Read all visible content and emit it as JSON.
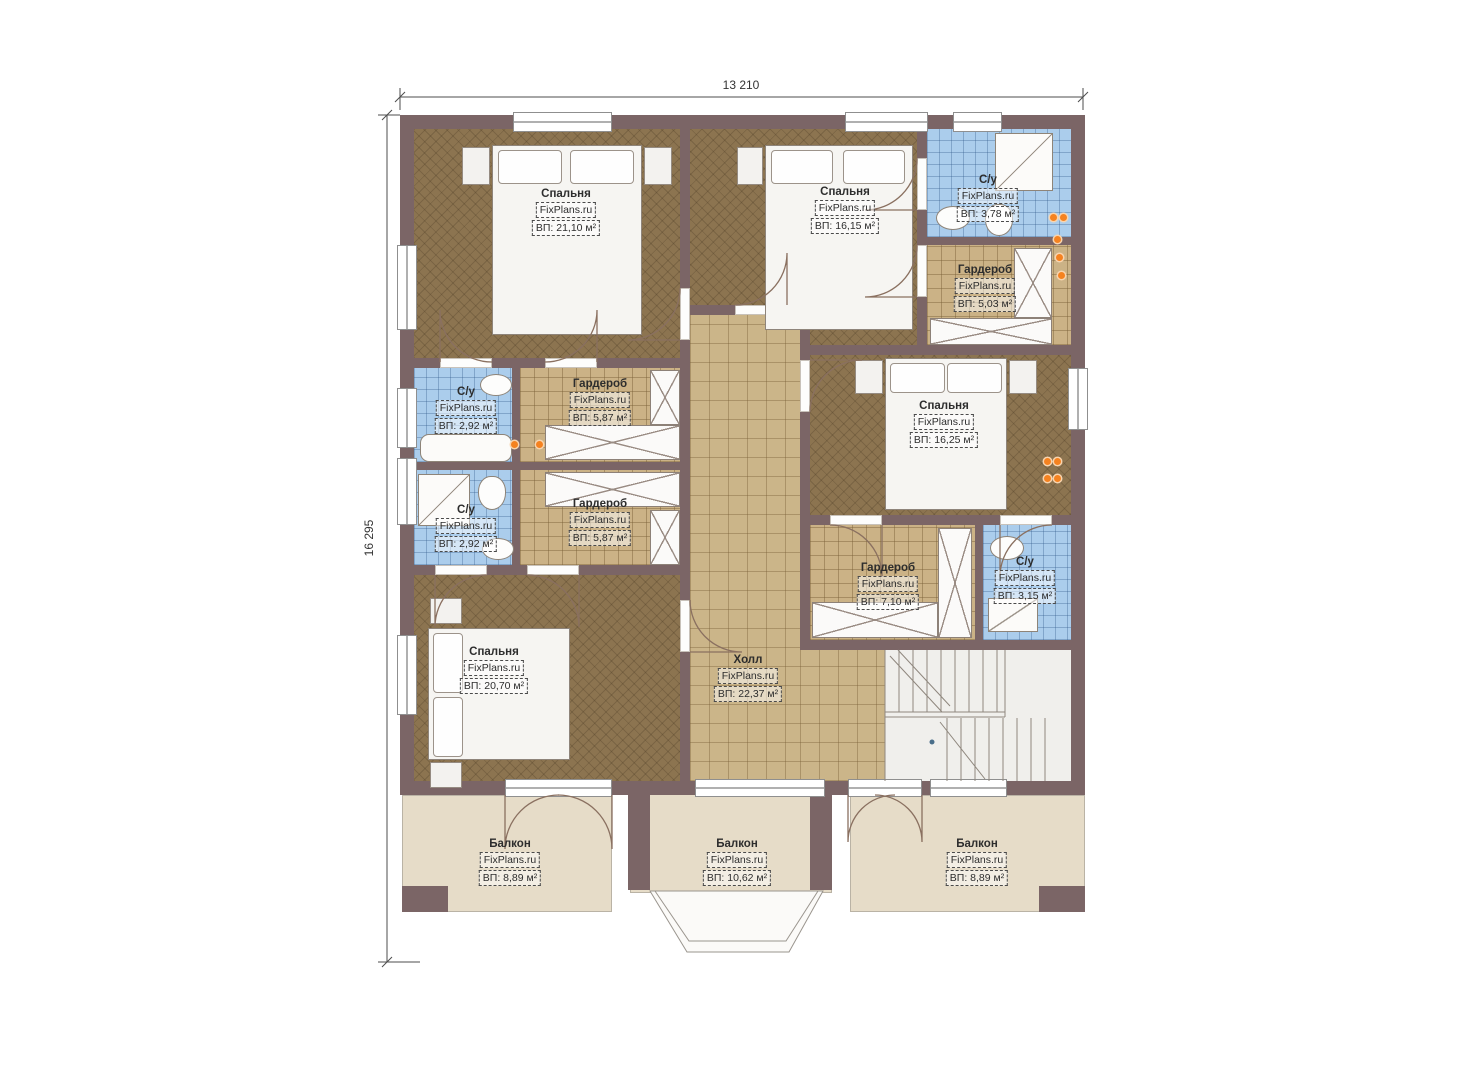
{
  "watermark": "FixPlans.ru",
  "dimensions": {
    "width_label": "13 210",
    "height_label": "16 295"
  },
  "colors": {
    "wall": "#7b6566",
    "bedroom_floor": "#8c7450",
    "tile_floor": "#cbb286",
    "bathroom_floor": "#abcdec",
    "balcony_floor": "#e6dcc8",
    "stairs_floor": "#f0efec",
    "outlet": "#f58220"
  },
  "rooms": [
    {
      "id": "bedroom-top-left",
      "name": "Спальня",
      "area": "ВП: 21,10 м²"
    },
    {
      "id": "bedroom-top-middle",
      "name": "Спальня",
      "area": "ВП: 16,15 м²"
    },
    {
      "id": "bathroom-top-right",
      "name": "С/у",
      "area": "ВП: 3,78 м²"
    },
    {
      "id": "wardrobe-top-right",
      "name": "Гардероб",
      "area": "ВП: 5,03 м²"
    },
    {
      "id": "bathroom-mid-upper",
      "name": "С/у",
      "area": "ВП: 2,92 м²"
    },
    {
      "id": "wardrobe-mid-upper",
      "name": "Гардероб",
      "area": "ВП: 5,87 м²"
    },
    {
      "id": "bathroom-mid-lower",
      "name": "С/у",
      "area": "ВП: 2,92 м²"
    },
    {
      "id": "wardrobe-mid-lower",
      "name": "Гардероб",
      "area": "ВП: 5,87 м²"
    },
    {
      "id": "bedroom-right",
      "name": "Спальня",
      "area": "ВП: 16,25 м²"
    },
    {
      "id": "wardrobe-right",
      "name": "Гардероб",
      "area": "ВП: 7,10 м²"
    },
    {
      "id": "bathroom-right",
      "name": "С/у",
      "area": "ВП: 3,15 м²"
    },
    {
      "id": "bedroom-bottom-left",
      "name": "Спальня",
      "area": "ВП: 20,70 м²"
    },
    {
      "id": "hall",
      "name": "Холл",
      "area": "ВП: 22,37 м²"
    },
    {
      "id": "balcony-left",
      "name": "Балкон",
      "area": "ВП: 8,89 м²"
    },
    {
      "id": "balcony-middle",
      "name": "Балкон",
      "area": "ВП: 10,62 м²"
    },
    {
      "id": "balcony-right",
      "name": "Балкон",
      "area": "ВП: 8,89 м²"
    }
  ]
}
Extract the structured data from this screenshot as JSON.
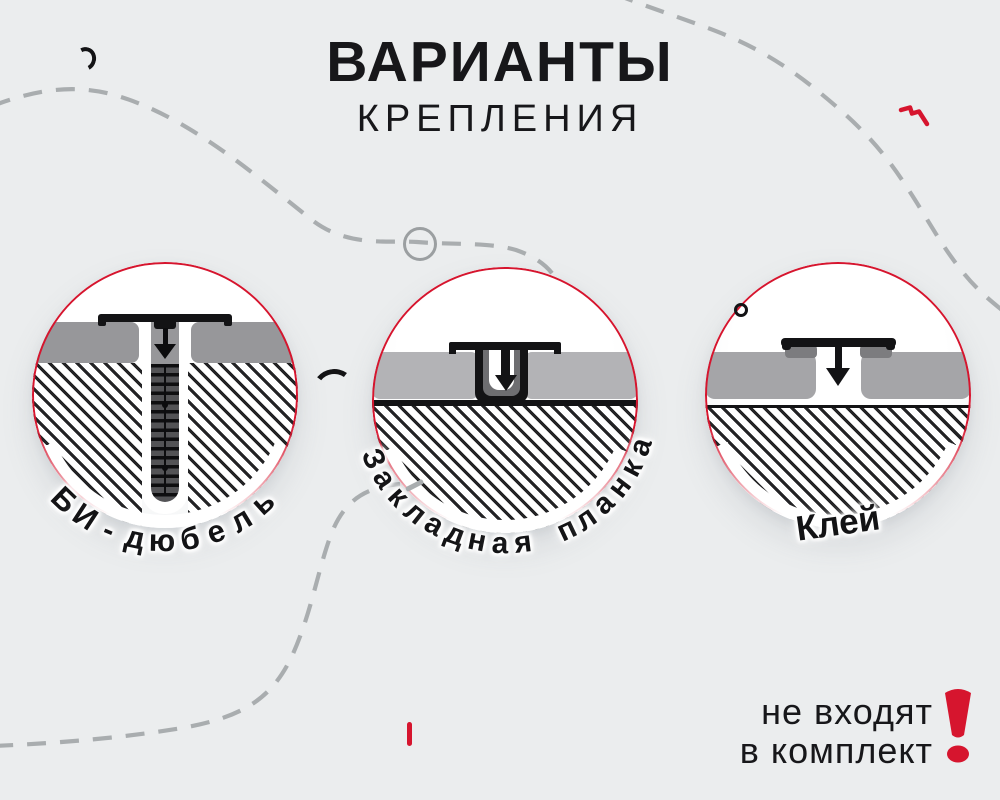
{
  "page": {
    "background": "#ebedee"
  },
  "colors": {
    "accent_red": "#d6152e",
    "ink": "#17171a",
    "dash_gray": "#a9adaf",
    "hatch_line": "#232325",
    "panel_gray_option1": "#97979a",
    "panel_gray_option2": "#b3b3b6",
    "panel_gray_option3": "#a5a5a8"
  },
  "title": {
    "line1": "ВАРИАНТЫ",
    "line2": "КРЕПЛЕНИЯ"
  },
  "options": [
    {
      "label": "БИ-дюбель",
      "icon": "bi-dowel-cross-section-diagram"
    },
    {
      "label": "Закладная планка",
      "icon": "embedded-plank-cross-section-diagram"
    },
    {
      "label": "Клей",
      "icon": "glue-cross-section-diagram"
    }
  ],
  "note": {
    "line1": "не входят",
    "line2": "в комплект"
  },
  "decorations": [
    "dashed-curve-top-left",
    "dashed-curve-top-right",
    "dashed-curve-bottom-left",
    "gray-circle-outline-marker",
    "black-arc-marker",
    "black-curl-marker",
    "black-ring-marker",
    "red-squiggle-marker",
    "red-tick-marker",
    "exclamation-mark"
  ]
}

Problem details:
Output the entries above exactly. Drop the pictures.

Exercise solution:
Read all visible content and emit it as JSON.
{
  "watermark": "FixPlans.ru",
  "dimensions": {
    "width_label": "13 210",
    "height_label": "16 295"
  },
  "colors": {
    "wall": "#7b6566",
    "bedroom_floor": "#8c7450",
    "tile_floor": "#cbb286",
    "bathroom_floor": "#abcdec",
    "balcony_floor": "#e6dcc8",
    "stairs_floor": "#f0efec",
    "outlet": "#f58220"
  },
  "rooms": [
    {
      "id": "bedroom-top-left",
      "name": "Спальня",
      "area": "ВП: 21,10 м²"
    },
    {
      "id": "bedroom-top-middle",
      "name": "Спальня",
      "area": "ВП: 16,15 м²"
    },
    {
      "id": "bathroom-top-right",
      "name": "С/у",
      "area": "ВП: 3,78 м²"
    },
    {
      "id": "wardrobe-top-right",
      "name": "Гардероб",
      "area": "ВП: 5,03 м²"
    },
    {
      "id": "bathroom-mid-upper",
      "name": "С/у",
      "area": "ВП: 2,92 м²"
    },
    {
      "id": "wardrobe-mid-upper",
      "name": "Гардероб",
      "area": "ВП: 5,87 м²"
    },
    {
      "id": "bathroom-mid-lower",
      "name": "С/у",
      "area": "ВП: 2,92 м²"
    },
    {
      "id": "wardrobe-mid-lower",
      "name": "Гардероб",
      "area": "ВП: 5,87 м²"
    },
    {
      "id": "bedroom-right",
      "name": "Спальня",
      "area": "ВП: 16,25 м²"
    },
    {
      "id": "wardrobe-right",
      "name": "Гардероб",
      "area": "ВП: 7,10 м²"
    },
    {
      "id": "bathroom-right",
      "name": "С/у",
      "area": "ВП: 3,15 м²"
    },
    {
      "id": "bedroom-bottom-left",
      "name": "Спальня",
      "area": "ВП: 20,70 м²"
    },
    {
      "id": "hall",
      "name": "Холл",
      "area": "ВП: 22,37 м²"
    },
    {
      "id": "balcony-left",
      "name": "Балкон",
      "area": "ВП: 8,89 м²"
    },
    {
      "id": "balcony-middle",
      "name": "Балкон",
      "area": "ВП: 10,62 м²"
    },
    {
      "id": "balcony-right",
      "name": "Балкон",
      "area": "ВП: 8,89 м²"
    }
  ]
}
Extract the structured data from this screenshot as JSON.
{
  "page": {
    "background": "#ebedee"
  },
  "colors": {
    "accent_red": "#d6152e",
    "ink": "#17171a",
    "dash_gray": "#a9adaf",
    "hatch_line": "#232325",
    "panel_gray_option1": "#97979a",
    "panel_gray_option2": "#b3b3b6",
    "panel_gray_option3": "#a5a5a8"
  },
  "title": {
    "line1": "ВАРИАНТЫ",
    "line2": "КРЕПЛЕНИЯ"
  },
  "options": [
    {
      "label": "БИ-дюбель",
      "icon": "bi-dowel-cross-section-diagram"
    },
    {
      "label": "Закладная планка",
      "icon": "embedded-plank-cross-section-diagram"
    },
    {
      "label": "Клей",
      "icon": "glue-cross-section-diagram"
    }
  ],
  "note": {
    "line1": "не входят",
    "line2": "в комплект"
  },
  "decorations": [
    "dashed-curve-top-left",
    "dashed-curve-top-right",
    "dashed-curve-bottom-left",
    "gray-circle-outline-marker",
    "black-arc-marker",
    "black-curl-marker",
    "black-ring-marker",
    "red-squiggle-marker",
    "red-tick-marker",
    "exclamation-mark"
  ]
}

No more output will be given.